* _EXERCISE INSTRUCTIONS_
Reproduce the entries exactly.

Excerpt from a dataset
[Begin]

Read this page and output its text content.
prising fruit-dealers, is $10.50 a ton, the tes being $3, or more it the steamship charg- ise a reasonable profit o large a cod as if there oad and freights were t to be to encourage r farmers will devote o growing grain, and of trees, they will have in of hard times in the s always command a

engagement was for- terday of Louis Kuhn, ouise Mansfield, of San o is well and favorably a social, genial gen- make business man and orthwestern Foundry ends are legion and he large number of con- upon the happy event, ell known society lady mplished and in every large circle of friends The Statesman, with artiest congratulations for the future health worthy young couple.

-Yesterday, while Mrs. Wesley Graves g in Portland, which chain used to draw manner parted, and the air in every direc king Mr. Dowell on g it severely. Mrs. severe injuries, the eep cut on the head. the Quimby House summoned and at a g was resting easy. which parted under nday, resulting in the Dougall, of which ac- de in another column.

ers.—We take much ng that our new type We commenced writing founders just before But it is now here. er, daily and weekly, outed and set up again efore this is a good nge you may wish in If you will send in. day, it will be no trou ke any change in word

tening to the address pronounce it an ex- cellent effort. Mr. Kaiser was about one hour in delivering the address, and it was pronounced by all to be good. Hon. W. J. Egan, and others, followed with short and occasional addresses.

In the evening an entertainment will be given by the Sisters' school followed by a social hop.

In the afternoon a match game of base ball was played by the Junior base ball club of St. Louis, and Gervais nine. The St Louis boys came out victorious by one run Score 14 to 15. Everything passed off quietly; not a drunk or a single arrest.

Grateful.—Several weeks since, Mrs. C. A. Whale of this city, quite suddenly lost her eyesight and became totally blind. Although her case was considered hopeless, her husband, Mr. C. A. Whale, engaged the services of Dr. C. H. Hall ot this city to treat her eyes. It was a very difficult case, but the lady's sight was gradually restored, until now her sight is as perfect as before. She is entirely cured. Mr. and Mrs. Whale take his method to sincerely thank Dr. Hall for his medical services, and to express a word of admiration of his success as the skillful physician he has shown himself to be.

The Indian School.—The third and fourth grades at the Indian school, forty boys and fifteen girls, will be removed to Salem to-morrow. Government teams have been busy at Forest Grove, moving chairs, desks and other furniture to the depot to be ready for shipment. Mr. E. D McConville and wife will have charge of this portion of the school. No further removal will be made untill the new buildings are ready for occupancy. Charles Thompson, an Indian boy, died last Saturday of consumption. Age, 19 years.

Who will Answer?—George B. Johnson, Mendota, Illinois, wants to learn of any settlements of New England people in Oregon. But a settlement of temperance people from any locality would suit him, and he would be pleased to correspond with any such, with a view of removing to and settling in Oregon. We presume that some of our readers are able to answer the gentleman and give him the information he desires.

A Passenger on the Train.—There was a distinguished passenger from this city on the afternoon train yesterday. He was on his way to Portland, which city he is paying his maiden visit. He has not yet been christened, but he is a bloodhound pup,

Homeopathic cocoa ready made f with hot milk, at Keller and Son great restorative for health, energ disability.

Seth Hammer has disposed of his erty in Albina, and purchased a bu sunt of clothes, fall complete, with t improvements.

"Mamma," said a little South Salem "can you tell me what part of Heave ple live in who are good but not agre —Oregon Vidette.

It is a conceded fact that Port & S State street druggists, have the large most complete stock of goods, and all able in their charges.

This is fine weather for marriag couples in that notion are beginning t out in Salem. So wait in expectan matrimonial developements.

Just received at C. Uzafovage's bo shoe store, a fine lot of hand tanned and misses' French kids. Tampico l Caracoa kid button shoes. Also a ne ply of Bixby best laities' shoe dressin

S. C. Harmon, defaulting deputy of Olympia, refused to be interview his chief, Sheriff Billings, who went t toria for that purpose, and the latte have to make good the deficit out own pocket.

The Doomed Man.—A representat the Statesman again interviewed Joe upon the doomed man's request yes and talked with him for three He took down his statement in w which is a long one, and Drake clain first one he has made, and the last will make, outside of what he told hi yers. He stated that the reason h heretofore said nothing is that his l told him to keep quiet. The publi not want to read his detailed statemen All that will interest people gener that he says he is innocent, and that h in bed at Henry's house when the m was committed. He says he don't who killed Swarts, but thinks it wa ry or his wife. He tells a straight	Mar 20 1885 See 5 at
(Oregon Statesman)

[End]

* _IN RESPONSE_
Read this page and output its text content.
prising fruit-dealers, is $10.50 a ton, the tes being $3, or more it the steamship charg- ise a reasonable profit o large a cod as if there oad and freights were t to be to encourage r farmers will devote o growing grain, and of trees, they will have in of hard times in the s always command a

engagement was for- terday of Louis Kuhn, ouise Mansfield, of San o is well and favorably a social, genial gen- make business man and orthwestern Foundry ends are legion and he large number of con- upon the happy event, ell known society lady mplished and in every large circle of friends The Statesman, with artiest congratulations for the future health worthy young couple.

-Yesterday, while Mrs. Wesley Graves g in Portland, which chain used to draw manner parted, and the air in every direc king Mr. Dowell on g it severely. Mrs. severe injuries, the eep cut on the head. the Quimby House summoned and at a g was resting easy. which parted under nday, resulting in the Dougall, of which ac- de in another column.

ers.—We take much ng that our new type We commenced writing founders just before But it is now here. er, daily and weekly, outed and set up again efore this is a good nge you may wish in If you will send in. day, it will be no trou ke any change in word

tening to the address pronounce it an ex- cellent effort. Mr. Kaiser was about one hour in delivering the address, and it was pronounced by all to be good. Hon. W. J. Egan, and others, followed with short and occasional addresses.

In the evening an entertainment will be given by the Sisters' school followed by a social hop.

In the afternoon a match game of base ball was played by the Junior base ball club of St. Louis, and Gervais nine. The St Louis boys came out victorious by one run Score 14 to 15. Everything passed off quietly; not a drunk or a single arrest.

Grateful.—Several weeks since, Mrs. C. A. Whale of this city, quite suddenly lost her eyesight and became totally blind. Although her case was considered hopeless, her husband, Mr. C. A. Whale, engaged the services of Dr. C. H. Hall ot this city to treat her eyes. It was a very difficult case, but the lady's sight was gradually restored, until now her sight is as perfect as before. She is entirely cured. Mr. and Mrs. Whale take his method to sincerely thank Dr. Hall for his medical services, and to express a word of admiration of his success as the skillful physician he has shown himself to be.

The Indian School.—The third and fourth grades at the Indian school, forty boys and fifteen girls, will be removed to Salem to-morrow. Government teams have been busy at Forest Grove, moving chairs, desks and other furniture to the depot to be ready for shipment. Mr. E. D McConville and wife will have charge of this portion of the school. No further removal will be made untill the new buildings are ready for occupancy. Charles Thompson, an Indian boy, died last Saturday of consumption. Age, 19 years.

Who will Answer?—George B. Johnson, Mendota, Illinois, wants to learn of any settlements of New England people in Oregon. But a settlement of temperance people from any locality would suit him, and he would be pleased to correspond with any such, with a view of removing to and settling in Oregon. We presume that some of our readers are able to answer the gentleman and give him the information he desires.

A Passenger on the Train.—There was a distinguished passenger from this city on the afternoon train yesterday. He was on his way to Portland, which city he is paying his maiden visit. He has not yet been christened, but he is a bloodhound pup,

Homeopathic cocoa ready made f with hot milk, at Keller and Son great restorative for health, energ disability.

Seth Hammer has disposed of his erty in Albina, and purchased a bu sunt of clothes, fall complete, with t improvements.

"Mamma," said a little South Salem "can you tell me what part of Heave ple live in who are good but not agre —Oregon Vidette.

It is a conceded fact that Port & S State street druggists, have the large most complete stock of goods, and all able in their charges.

This is fine weather for marriag couples in that notion are beginning t out in Salem. So wait in expectan matrimonial developements.

Just received at C. Uzafovage's bo shoe store, a fine lot of hand tanned and misses' French kids. Tampico l Caracoa kid button shoes. Also a ne ply of Bixby best laities' shoe dressin

S. C. Harmon, defaulting deputy of Olympia, refused to be interview his chief, Sheriff Billings, who went t toria for that purpose, and the latte have to make good the deficit out own pocket.

The Doomed Man.—A representat the Statesman again interviewed Joe upon the doomed man's request yes and talked with him for three He took down his statement in w which is a long one, and Drake clain first one he has made, and the last will make, outside of what he told hi yers. He stated that the reason h heretofore said nothing is that his l told him to keep quiet. The publi not want to read his detailed statemen All that will interest people gener that he says he is innocent, and that h in bed at Henry's house when the m was committed. He says he don't who killed Swarts, but thinks it wa ry or his wife. He tells a straight	Mar 20 1885 See 5 at
(Oregon Statesman)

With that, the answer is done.